• Selected extract:
============================================================
Meta’s Systematic Code and Asset Removal Framework (SCARF) has a subsystem for identifying and removing unused data types.
SCARF scans production data systems to identify tables or assets that are unused and safely removes them.
SCARF avoids tedious manual work and ensures that product data is correctly removed when a product is shut down.

This is the third and final post in our series on Meta’s Systematic Code and Asset Removal Framework (SCARF). SCARF contains a combination of subsystems that analyze code and data usage throughout Meta to aid in the safe and efficient removal of deprecated products. In our first post on automating product deprecation, we discussed the complexities of product deprecations and introduced SCARF’s workflow management tools that guide engineers through a coordinated process to safely deprecate products. In the second post on automating dead code cleanup, we discussed SCARF’s dead code subsystem and its ability to analyze both static and dynamic usage of code to automatically generate change requests to remove unused code. Throughout this series, we have referred to the example of the deprecation of a photo sharing app called Moments, which Meta launched in 2015 and eventually shut down in 2019.
============================================================
• Layout element annotations:
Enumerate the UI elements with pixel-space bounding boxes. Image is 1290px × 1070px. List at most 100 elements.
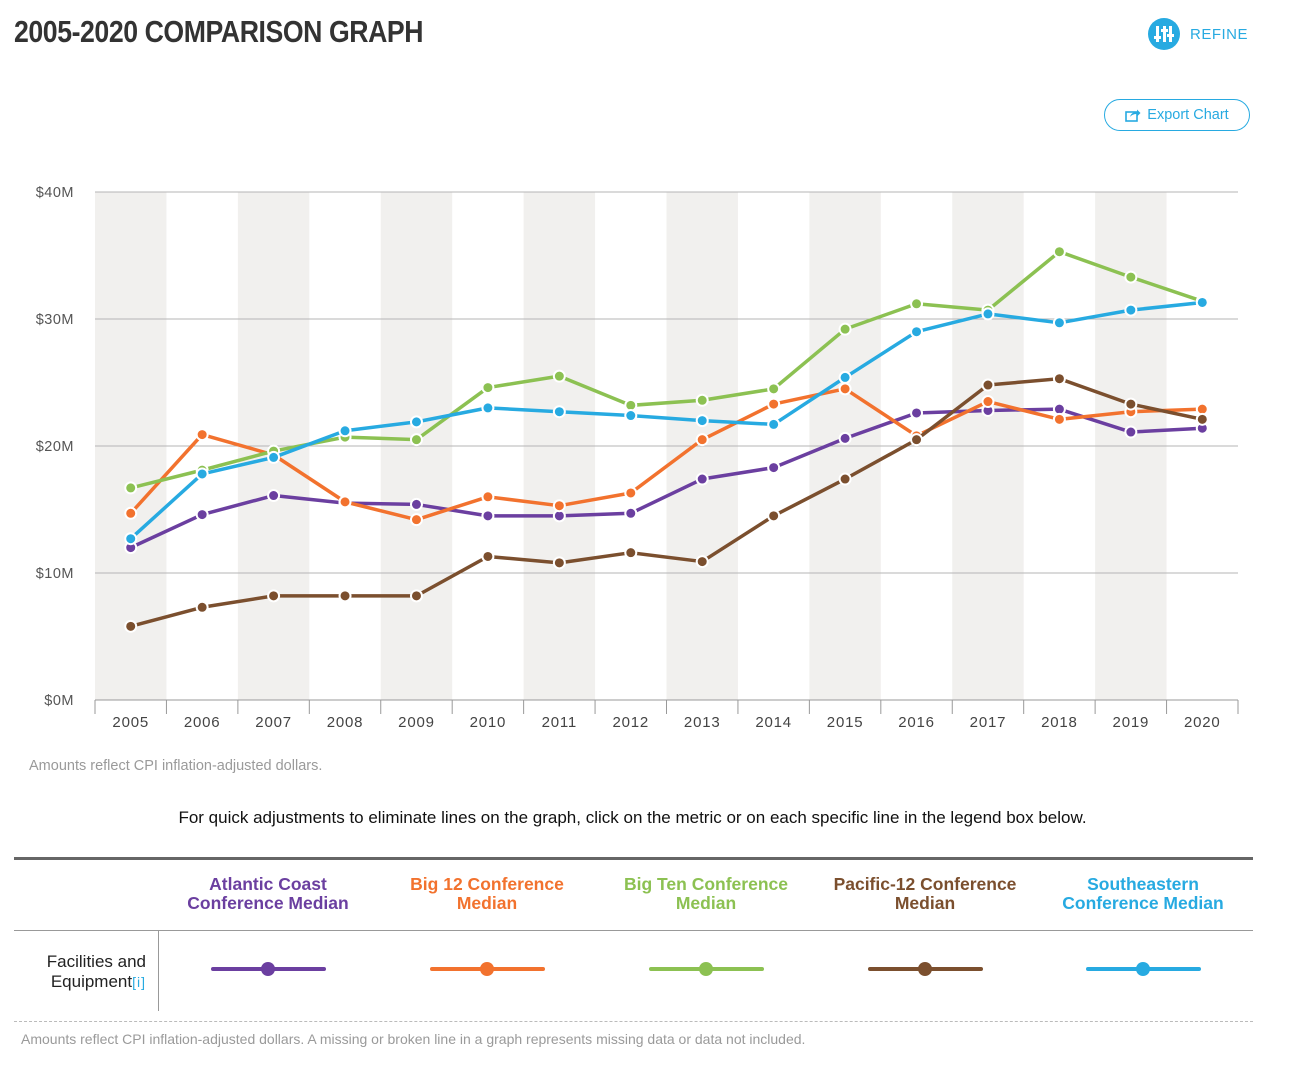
data-point (552, 499, 566, 513)
data-point (624, 486, 638, 500)
y-tick-label: $20M (36, 439, 74, 455)
legend-line-2[interactable] (430, 958, 545, 980)
x-tick-label: 2019 (1113, 714, 1150, 731)
legend-divider (14, 930, 1253, 931)
legend-header-line1: Big 12 Conference (410, 874, 564, 894)
data-point (1052, 316, 1066, 330)
y-tick-label: $10M (36, 566, 74, 582)
x-tick-label: 2005 (112, 714, 149, 731)
data-point (838, 431, 852, 445)
chart-note: Amounts reflect CPI inflation-adjusted d… (29, 758, 323, 774)
legend-line-5[interactable] (1086, 958, 1201, 980)
x-tick-label: 2009 (398, 714, 435, 731)
data-point (695, 414, 709, 428)
x-tick-label: 2018 (1041, 714, 1078, 731)
series-5[interactable] (124, 295, 1209, 546)
data-point (552, 556, 566, 570)
refine-label: REFINE (1190, 25, 1249, 43)
legend-column-divider (158, 931, 159, 1011)
metric-label-line2: Equipment (50, 972, 133, 991)
legend-swatch-dot (1136, 962, 1150, 976)
legend-header-line1: Pacific-12 Conference (833, 874, 1017, 894)
legend-line-3[interactable] (649, 958, 764, 980)
series-line (128, 300, 1205, 541)
data-point (338, 424, 352, 438)
info-link[interactable]: [i] (132, 974, 146, 990)
data-point (552, 405, 566, 419)
legend-header-line1: Big Ten Conference (623, 874, 788, 894)
data-point (1124, 270, 1138, 284)
data-point (552, 369, 566, 383)
data-point (195, 467, 209, 481)
legend-swatch-dot (918, 962, 932, 976)
x-tick-label: 2010 (470, 714, 507, 731)
data-point (1052, 412, 1066, 426)
data-point (1124, 303, 1138, 317)
data-point (910, 325, 924, 339)
data-point (767, 461, 781, 475)
series-4[interactable] (124, 372, 1209, 633)
y-tick-label: $30M (36, 312, 74, 328)
x-tick-label: 2013 (684, 714, 721, 731)
data-point (695, 433, 709, 447)
x-tick-label: 2016 (898, 714, 935, 731)
legend-line-4[interactable] (868, 958, 983, 980)
data-point (409, 497, 423, 511)
legend-header-2[interactable]: Big 12 Conference Median (382, 875, 592, 913)
data-point (1124, 425, 1138, 439)
data-point (409, 513, 423, 527)
legend-header-5[interactable]: Southeastern Conference Median (1038, 875, 1248, 913)
data-point (981, 395, 995, 409)
page-title: 2005-2020 COMPARISON GRAPH (14, 14, 424, 49)
x-tick-label: 2017 (970, 714, 1007, 731)
x-tick-label: 2006 (184, 714, 221, 731)
data-point (195, 428, 209, 442)
y-tick-label: $40M (36, 185, 74, 201)
data-point (767, 397, 781, 411)
data-point (910, 297, 924, 311)
series-line (128, 376, 1205, 629)
data-point (695, 393, 709, 407)
legend-header-line1: Atlantic Coast (209, 874, 327, 894)
refine-button[interactable]: REFINE (1148, 18, 1248, 50)
export-icon (1125, 109, 1141, 122)
data-point (481, 549, 495, 563)
x-tick-label: 2014 (755, 714, 792, 731)
export-chart-button[interactable]: Export Chart (1104, 99, 1250, 131)
data-point (481, 490, 495, 504)
legend-header-line2: Median (456, 893, 518, 913)
data-point (1052, 245, 1066, 259)
legend-header-4[interactable]: Pacific-12 Conference Median (820, 875, 1030, 913)
metric-facilities-and-equipment[interactable]: Facilities and Equipment[i] (14, 952, 146, 992)
data-point (981, 307, 995, 321)
sliders-icon (1148, 18, 1180, 50)
legend-header-line2: Conference Median (187, 893, 349, 913)
data-point (624, 546, 638, 560)
data-point (267, 450, 281, 464)
x-tick-label: 2020 (1184, 714, 1221, 731)
legend-header-1[interactable]: Atlantic Coast Conference Median (163, 875, 373, 913)
data-point (195, 508, 209, 522)
data-point (838, 322, 852, 336)
line-chart: $0M $10M $20M $30M $40M 2005 2006 2007 2008 2009… (36, 185, 1239, 731)
data-point (838, 472, 852, 486)
data-point (1124, 397, 1138, 411)
x-tick-label: 2012 (612, 714, 649, 731)
data-point (124, 619, 138, 633)
data-point (767, 509, 781, 523)
x-tick-label: 2007 (255, 714, 292, 731)
export-chart-label: Export Chart (1147, 107, 1229, 123)
legend-header-line2: Median (894, 893, 956, 913)
legend-swatch-dot (480, 962, 494, 976)
legend-line-1[interactable] (211, 958, 326, 980)
legend-bottom-rule (14, 1021, 1253, 1022)
y-tick-label: $0M (44, 693, 74, 709)
data-point (624, 506, 638, 520)
legend-swatch-dot (699, 962, 713, 976)
x-tick-label: 2015 (827, 714, 864, 731)
legend-top-rule (14, 857, 1253, 860)
x-tick-label: 2011 (542, 714, 577, 731)
legend-header-3[interactable]: Big Ten Conference Median (601, 875, 811, 913)
footnote: Amounts reflect CPI inflation-adjusted d… (21, 1031, 806, 1047)
series-2[interactable] (124, 382, 1209, 527)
============================================================
• Written request 1: Set down the part of the passage on SCARF starting with "Meta’s Systematic Code and Asset Removal Framework (SCARF) has" and going on through "is shut down.", word for word.
• Written request 2: Please resume the passage on SCARF, picking up right after its final sentence.

• Answer 1:
Meta’s Systematic Code and Asset Removal Framework (SCARF) has a subsystem for identifying and removing unused data types.
SCARF scans production data systems to identify tables or assets that are unused and safely removes them.
SCARF avoids tedious manual work and ensures that product data is correctly removed when a product is shut down.

• Answer 2:
In this post, we introduce the subsystem responsible for automating the identification and safe removal of unused data types at Meta. This process can be unexpectedly difficult, because large software systems are inevitably interconnected. Moments relied on several pieces of shared Facebook functionality and infrastructure, and deleting it was more complicated than simply turning off servers and removing data tables.

Unused data cleanup

SCARF implements an unused data type cleanup system for Meta engineers to leverage when they want to ensure consistent removal of unused data. SCARF scans data systems to identify each type of data stored (for example, identifying all the tables in a relational database) and, for each of these, determines whether the data is being used. If any of the assets are not in use, SCARF initiates a process to safely remove them.

The types of data tracked by SCARF vary and include things like database tables, partitioned “use cases” in shared storage systems, or object classes. Each represents a class of data — not individual records. Meta has a separate system, DELF, for deleting individual records, rows, and objects.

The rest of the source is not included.